**** Available data ****

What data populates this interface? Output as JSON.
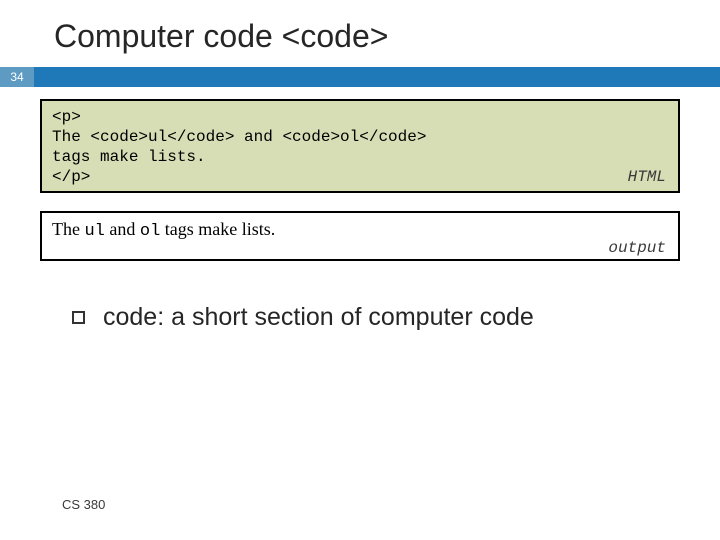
{
  "title": "Computer code <code>",
  "slideNumber": "34",
  "codeBlock": {
    "line1": "<p>",
    "line2": "The <code>ul</code> and <code>ol</code>",
    "line3": "tags make lists.",
    "line4": "</p>",
    "label": "HTML"
  },
  "outputBlock": {
    "prefix": "The ",
    "code1": "ul",
    "mid": " and ",
    "code2": "ol",
    "suffix": " tags make lists.",
    "label": "output"
  },
  "bullet1": "code: a short section of computer code",
  "footer": "CS 380"
}
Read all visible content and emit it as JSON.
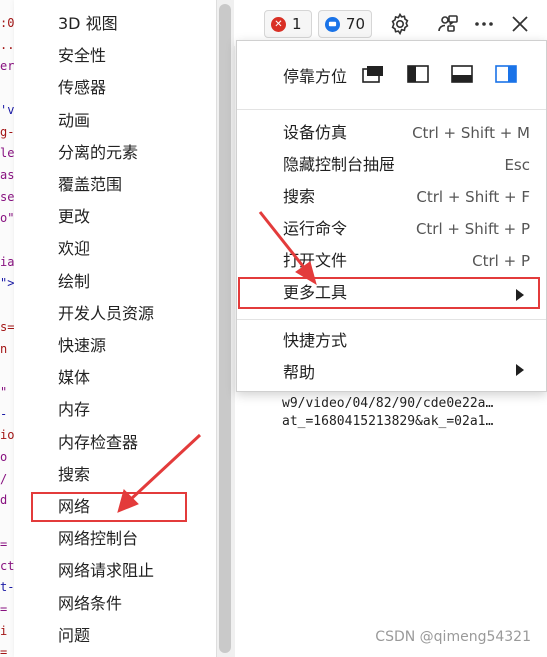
{
  "left_submenu": {
    "items": [
      "3D 视图",
      "安全性",
      "传感器",
      "动画",
      "分离的元素",
      "覆盖范围",
      "更改",
      "欢迎",
      "绘制",
      "开发人员资源",
      "快速源",
      "媒体",
      "内存",
      "内存检查器",
      "搜索",
      "网络",
      "网络控制台",
      "网络请求阻止",
      "网络条件",
      "问题"
    ]
  },
  "code_strip_chars": [
    ":0",
    "..",
    "er",
    "",
    "'v",
    "g-",
    "le",
    "as",
    "se",
    "o\"",
    "",
    "ia",
    "\">",
    "",
    "s=",
    "n",
    "",
    "\"",
    "-",
    "io",
    "o",
    "/",
    "d",
    "",
    "=",
    "ct",
    "t-",
    "=",
    "i",
    "="
  ],
  "toolbar": {
    "errors_count": "1",
    "messages_count": "70",
    "error_color": "#d93025",
    "message_color": "#1a73e8"
  },
  "menu": {
    "dock_label": "停靠方位",
    "items": [
      {
        "label": "设备仿真",
        "shortcut": "Ctrl + Shift + M"
      },
      {
        "label": "隐藏控制台抽屉",
        "shortcut": "Esc"
      },
      {
        "label": "搜索",
        "shortcut": "Ctrl + Shift + F"
      },
      {
        "label": "运行命令",
        "shortcut": "Ctrl + Shift + P"
      },
      {
        "label": "打开文件",
        "shortcut": "Ctrl + P"
      },
      {
        "label": "更多工具",
        "shortcut": ""
      }
    ],
    "items2": [
      {
        "label": "快捷方式"
      },
      {
        "label": "帮助"
      }
    ]
  },
  "background_text": {
    "line1": "w9/video/04/82/90/cde0e22a…",
    "line2": "at_=1680415213829&ak_=02a1…"
  },
  "watermark": "CSDN @qimeng54321",
  "annotation_color": "#e33b3b"
}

****

Exercise details
Pick out each line in the material containing "tags".

Final result
    "line3": "tags make lists.",
    "suffix": " tags make lists.",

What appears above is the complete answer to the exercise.